● EXERCISE DIRECTIONS
In the material below, identify each line bearing the word "Sidodadi". Reproduce those lines.

● PROVIDED INFORMATION
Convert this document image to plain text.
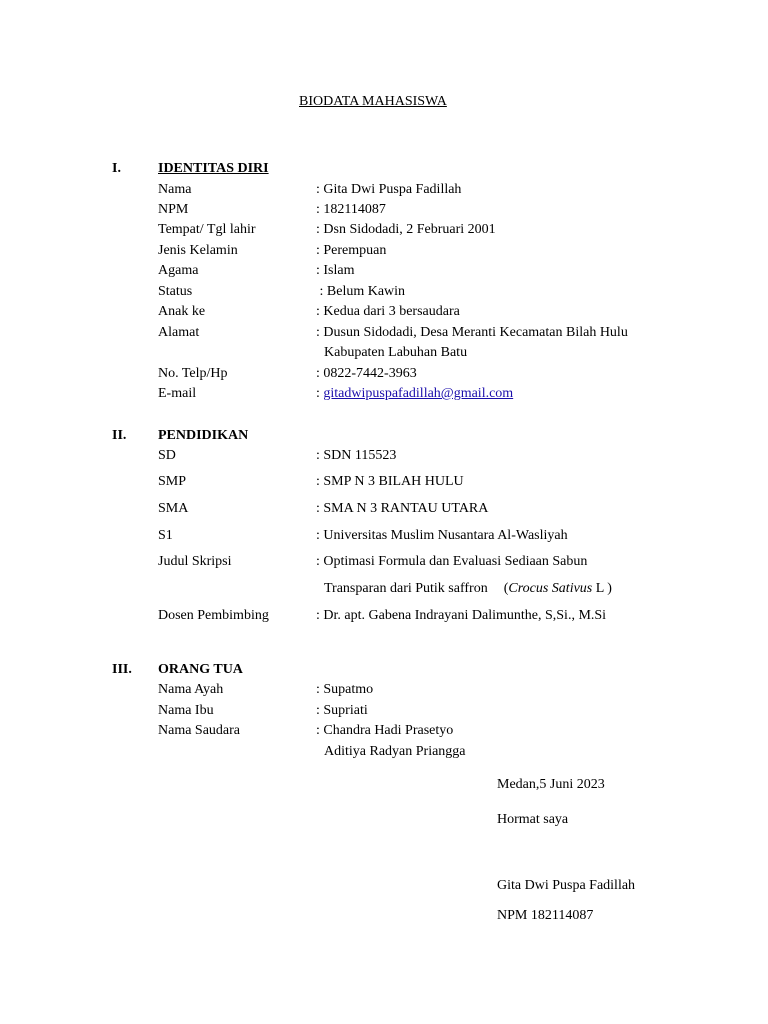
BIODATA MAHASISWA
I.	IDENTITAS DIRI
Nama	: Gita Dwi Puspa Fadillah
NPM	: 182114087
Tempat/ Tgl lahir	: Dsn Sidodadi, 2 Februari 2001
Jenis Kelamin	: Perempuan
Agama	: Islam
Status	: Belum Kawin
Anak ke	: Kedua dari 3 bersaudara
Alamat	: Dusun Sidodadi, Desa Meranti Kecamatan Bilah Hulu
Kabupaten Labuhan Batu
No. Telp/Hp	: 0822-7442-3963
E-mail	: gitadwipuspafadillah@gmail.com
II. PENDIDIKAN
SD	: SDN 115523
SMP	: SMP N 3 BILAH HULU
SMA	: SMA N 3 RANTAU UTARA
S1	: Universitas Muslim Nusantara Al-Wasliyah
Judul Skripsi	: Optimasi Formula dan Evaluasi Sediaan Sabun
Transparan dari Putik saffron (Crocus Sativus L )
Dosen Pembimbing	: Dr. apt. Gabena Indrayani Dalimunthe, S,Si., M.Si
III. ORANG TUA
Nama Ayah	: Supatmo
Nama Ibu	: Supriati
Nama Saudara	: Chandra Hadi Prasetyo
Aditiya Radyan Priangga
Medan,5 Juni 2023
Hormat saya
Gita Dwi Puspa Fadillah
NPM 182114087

● FINISHED TASK
Tempat/ Tgl lahir	: Dsn Sidodadi, 2 Februari 2001
Alamat	: Dusun Sidodadi, Desa Meranti Kecamatan Bilah Hulu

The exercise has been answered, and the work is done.